- _To be done_
Copy all lines holding the word "this" from the entries.

- _Materials provided_

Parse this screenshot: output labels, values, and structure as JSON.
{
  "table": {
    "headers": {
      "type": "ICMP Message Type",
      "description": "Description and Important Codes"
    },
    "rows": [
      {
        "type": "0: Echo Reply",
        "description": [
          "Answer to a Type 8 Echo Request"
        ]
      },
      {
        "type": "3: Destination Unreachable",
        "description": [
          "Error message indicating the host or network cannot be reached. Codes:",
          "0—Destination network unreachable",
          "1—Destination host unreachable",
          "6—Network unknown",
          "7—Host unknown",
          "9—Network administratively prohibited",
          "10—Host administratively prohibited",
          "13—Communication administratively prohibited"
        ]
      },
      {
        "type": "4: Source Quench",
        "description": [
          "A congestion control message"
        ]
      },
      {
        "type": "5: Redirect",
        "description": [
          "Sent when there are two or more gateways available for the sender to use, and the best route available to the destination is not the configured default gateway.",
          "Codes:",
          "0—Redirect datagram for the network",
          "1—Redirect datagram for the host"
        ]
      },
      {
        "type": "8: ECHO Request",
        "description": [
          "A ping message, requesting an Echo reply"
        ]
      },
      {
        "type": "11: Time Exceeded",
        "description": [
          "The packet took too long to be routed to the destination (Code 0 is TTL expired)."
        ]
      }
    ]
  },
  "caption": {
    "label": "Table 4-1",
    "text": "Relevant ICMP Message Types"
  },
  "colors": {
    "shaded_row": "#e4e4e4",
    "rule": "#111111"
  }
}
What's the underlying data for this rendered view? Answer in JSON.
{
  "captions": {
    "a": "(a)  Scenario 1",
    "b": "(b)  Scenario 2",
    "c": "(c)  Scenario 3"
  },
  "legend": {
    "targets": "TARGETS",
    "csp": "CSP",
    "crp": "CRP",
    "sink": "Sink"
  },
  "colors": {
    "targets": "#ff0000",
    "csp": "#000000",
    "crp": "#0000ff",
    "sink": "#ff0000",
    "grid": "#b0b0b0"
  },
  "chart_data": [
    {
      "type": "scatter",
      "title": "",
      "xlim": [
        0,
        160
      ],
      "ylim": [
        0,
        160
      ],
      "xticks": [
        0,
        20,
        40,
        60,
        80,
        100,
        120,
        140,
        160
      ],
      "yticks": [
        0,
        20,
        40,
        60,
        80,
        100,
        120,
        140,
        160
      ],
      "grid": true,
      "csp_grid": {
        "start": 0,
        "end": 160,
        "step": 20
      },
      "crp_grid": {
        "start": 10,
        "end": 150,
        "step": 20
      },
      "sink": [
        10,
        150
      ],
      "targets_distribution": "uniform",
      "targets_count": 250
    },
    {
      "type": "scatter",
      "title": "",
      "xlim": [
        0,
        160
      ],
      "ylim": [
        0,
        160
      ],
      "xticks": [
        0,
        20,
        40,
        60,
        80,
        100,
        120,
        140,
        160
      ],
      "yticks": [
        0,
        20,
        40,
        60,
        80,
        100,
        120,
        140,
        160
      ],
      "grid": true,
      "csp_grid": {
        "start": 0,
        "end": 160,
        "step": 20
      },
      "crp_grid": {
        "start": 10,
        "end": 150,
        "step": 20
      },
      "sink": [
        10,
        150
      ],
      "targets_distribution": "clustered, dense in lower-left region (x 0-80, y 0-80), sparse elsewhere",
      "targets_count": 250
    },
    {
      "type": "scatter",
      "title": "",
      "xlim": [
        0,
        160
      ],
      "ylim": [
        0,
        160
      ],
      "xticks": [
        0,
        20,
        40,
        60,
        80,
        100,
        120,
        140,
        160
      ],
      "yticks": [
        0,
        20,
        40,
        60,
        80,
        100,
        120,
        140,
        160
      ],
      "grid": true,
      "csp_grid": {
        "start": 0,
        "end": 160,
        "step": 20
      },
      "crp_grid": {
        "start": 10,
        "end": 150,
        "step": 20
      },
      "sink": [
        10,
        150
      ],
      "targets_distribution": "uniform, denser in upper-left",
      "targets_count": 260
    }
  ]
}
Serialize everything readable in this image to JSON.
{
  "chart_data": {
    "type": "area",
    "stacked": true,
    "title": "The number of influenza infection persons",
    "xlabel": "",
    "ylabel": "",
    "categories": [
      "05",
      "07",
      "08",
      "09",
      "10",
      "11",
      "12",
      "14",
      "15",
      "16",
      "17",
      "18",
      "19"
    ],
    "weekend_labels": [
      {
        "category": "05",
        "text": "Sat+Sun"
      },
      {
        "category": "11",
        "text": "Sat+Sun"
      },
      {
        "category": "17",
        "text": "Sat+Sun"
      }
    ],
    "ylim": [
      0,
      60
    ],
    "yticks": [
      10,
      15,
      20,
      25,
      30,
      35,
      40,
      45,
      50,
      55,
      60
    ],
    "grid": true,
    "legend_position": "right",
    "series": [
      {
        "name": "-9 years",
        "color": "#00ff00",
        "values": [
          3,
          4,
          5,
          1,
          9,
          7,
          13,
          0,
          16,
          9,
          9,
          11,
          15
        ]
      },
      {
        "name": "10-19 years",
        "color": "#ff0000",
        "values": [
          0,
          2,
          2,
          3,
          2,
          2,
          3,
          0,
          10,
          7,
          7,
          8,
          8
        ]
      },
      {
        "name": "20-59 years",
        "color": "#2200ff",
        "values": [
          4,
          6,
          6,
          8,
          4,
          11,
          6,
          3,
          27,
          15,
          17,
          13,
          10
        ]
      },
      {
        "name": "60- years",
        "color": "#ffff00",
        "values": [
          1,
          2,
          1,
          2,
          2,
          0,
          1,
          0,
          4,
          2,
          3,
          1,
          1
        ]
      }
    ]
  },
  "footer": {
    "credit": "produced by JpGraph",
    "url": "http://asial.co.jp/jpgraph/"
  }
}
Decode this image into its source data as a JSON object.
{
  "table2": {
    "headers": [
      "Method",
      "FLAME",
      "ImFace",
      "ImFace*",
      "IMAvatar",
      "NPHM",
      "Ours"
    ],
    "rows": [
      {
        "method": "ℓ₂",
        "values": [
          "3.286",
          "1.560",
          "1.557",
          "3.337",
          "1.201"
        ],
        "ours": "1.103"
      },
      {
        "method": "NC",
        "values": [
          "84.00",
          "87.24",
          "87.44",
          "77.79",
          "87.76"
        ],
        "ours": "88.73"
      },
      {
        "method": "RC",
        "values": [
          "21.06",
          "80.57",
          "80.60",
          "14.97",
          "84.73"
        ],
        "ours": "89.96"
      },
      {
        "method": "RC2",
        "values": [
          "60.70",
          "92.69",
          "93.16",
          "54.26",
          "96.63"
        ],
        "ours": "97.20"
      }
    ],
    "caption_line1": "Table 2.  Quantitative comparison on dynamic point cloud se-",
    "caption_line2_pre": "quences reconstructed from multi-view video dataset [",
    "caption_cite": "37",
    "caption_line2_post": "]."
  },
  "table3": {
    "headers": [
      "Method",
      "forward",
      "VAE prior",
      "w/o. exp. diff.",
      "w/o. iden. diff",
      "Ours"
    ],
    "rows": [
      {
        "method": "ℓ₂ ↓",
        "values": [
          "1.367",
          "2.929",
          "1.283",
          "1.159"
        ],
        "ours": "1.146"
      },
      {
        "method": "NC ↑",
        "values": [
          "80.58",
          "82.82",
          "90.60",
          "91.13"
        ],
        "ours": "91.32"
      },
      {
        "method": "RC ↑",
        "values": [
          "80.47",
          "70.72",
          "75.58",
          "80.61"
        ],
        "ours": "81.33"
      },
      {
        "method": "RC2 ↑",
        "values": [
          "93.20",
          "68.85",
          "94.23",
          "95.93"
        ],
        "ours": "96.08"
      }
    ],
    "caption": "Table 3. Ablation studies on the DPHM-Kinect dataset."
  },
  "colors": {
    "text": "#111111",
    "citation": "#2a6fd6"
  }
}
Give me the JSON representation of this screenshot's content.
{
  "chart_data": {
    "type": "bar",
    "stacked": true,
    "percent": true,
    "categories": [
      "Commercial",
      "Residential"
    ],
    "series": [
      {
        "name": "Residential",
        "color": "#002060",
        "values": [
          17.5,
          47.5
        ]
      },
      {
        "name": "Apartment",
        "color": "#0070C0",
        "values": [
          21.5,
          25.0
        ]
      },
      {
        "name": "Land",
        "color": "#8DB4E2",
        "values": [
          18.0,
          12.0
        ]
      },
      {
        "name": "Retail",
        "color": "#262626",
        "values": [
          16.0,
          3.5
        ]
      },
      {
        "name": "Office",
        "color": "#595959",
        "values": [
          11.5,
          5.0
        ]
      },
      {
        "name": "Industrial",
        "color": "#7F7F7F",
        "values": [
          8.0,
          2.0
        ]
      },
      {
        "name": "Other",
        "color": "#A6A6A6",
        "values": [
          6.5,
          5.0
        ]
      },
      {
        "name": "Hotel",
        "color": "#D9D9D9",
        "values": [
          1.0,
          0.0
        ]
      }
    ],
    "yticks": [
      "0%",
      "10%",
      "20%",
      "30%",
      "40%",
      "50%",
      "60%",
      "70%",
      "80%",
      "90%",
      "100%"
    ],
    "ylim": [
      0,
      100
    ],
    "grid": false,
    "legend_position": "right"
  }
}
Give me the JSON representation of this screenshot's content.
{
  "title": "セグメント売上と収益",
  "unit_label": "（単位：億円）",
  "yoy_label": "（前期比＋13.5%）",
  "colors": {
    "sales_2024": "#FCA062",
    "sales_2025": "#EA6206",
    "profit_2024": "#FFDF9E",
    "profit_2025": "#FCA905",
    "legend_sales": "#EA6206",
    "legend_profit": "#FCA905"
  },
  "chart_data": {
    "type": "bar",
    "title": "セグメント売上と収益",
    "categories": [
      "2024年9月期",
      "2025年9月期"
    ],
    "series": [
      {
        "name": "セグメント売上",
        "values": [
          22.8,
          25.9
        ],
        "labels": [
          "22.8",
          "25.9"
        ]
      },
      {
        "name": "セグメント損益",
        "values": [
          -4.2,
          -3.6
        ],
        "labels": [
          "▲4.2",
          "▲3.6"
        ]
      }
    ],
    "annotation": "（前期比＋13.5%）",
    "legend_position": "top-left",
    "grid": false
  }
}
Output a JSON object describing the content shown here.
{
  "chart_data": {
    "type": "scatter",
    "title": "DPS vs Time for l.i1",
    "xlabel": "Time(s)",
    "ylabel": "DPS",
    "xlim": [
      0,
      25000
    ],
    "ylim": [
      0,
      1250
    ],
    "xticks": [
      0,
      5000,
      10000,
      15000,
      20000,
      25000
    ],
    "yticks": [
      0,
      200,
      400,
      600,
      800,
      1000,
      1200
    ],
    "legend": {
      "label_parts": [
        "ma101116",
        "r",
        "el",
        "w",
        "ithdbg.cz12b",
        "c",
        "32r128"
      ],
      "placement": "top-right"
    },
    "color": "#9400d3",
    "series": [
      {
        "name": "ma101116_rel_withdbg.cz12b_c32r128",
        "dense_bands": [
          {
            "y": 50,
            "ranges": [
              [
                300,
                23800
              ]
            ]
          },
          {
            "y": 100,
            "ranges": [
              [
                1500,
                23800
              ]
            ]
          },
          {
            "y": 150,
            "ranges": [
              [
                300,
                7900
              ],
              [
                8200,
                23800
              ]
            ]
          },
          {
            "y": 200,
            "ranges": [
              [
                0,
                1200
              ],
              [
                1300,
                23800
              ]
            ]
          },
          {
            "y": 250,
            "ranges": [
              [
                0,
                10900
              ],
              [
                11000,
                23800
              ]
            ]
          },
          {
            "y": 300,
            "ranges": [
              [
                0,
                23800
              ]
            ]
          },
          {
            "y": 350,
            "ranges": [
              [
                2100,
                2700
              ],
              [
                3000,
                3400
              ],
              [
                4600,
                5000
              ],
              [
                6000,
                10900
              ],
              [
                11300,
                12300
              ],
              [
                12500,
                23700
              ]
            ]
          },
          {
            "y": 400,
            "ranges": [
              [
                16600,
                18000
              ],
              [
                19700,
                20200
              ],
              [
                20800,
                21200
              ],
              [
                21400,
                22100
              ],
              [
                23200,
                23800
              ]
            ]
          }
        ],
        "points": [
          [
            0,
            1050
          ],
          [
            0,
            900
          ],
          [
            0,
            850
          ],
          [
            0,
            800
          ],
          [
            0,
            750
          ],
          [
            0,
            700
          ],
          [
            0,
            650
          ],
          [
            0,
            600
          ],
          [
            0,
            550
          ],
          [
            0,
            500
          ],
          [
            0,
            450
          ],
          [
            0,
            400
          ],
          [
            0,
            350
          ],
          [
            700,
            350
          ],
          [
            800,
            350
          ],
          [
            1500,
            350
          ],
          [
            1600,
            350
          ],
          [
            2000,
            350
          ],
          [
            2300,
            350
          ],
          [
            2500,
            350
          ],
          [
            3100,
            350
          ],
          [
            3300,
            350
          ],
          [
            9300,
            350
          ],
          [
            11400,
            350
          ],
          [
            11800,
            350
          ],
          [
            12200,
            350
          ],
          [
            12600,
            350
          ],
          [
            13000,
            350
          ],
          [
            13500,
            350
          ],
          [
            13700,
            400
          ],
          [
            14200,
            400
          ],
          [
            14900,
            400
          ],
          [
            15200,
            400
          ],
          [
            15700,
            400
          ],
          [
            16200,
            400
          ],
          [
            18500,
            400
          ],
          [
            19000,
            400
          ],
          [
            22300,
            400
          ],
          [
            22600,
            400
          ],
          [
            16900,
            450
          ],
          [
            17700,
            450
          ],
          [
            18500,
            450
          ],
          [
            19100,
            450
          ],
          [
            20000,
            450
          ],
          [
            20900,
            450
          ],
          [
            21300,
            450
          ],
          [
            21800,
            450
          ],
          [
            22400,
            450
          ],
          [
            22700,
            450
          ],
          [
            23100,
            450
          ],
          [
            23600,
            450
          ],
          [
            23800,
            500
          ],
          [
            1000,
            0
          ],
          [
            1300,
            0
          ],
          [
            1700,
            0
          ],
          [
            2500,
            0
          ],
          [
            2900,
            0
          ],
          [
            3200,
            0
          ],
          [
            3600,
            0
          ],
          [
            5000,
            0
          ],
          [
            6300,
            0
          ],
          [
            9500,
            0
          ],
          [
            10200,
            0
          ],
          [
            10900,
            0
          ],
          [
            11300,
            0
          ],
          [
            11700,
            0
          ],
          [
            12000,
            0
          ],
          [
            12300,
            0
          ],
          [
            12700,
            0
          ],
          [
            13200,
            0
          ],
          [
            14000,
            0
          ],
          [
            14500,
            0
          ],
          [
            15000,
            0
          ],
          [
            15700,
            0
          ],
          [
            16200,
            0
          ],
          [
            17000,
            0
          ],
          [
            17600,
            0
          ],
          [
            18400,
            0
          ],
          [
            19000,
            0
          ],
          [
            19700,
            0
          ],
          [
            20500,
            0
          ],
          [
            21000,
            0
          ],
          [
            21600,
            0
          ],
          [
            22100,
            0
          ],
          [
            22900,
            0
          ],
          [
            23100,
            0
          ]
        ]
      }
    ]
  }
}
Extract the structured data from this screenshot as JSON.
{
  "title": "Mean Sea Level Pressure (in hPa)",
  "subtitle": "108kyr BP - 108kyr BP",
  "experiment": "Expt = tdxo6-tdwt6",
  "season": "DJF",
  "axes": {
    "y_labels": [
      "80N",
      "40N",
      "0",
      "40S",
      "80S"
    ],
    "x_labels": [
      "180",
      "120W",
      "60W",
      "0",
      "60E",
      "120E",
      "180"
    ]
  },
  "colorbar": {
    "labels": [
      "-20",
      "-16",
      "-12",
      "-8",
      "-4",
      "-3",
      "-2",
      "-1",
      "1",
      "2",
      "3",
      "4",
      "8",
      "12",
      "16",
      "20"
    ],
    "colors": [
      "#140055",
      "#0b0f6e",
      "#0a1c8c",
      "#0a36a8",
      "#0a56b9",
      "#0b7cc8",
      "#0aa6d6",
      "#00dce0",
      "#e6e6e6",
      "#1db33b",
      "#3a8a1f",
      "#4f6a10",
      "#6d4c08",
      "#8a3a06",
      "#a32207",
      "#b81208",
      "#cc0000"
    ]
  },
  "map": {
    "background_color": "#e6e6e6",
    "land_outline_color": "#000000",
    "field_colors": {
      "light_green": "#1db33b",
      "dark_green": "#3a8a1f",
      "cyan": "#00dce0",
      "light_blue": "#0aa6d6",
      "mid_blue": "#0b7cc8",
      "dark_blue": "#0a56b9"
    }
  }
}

- _Problem solution_
Parse this screenshot: output labels, values, and structure as JSON.
What's the underlying data for this rendered view? Answer in JSON.
Serialize everything readable in this image to JSON.
Decode this image into its source data as a JSON object.
Give me the JSON representation of this screenshot's content.
Give me the JSON representation of this screenshot's content.
Extract the structured data from this screenshot as JSON.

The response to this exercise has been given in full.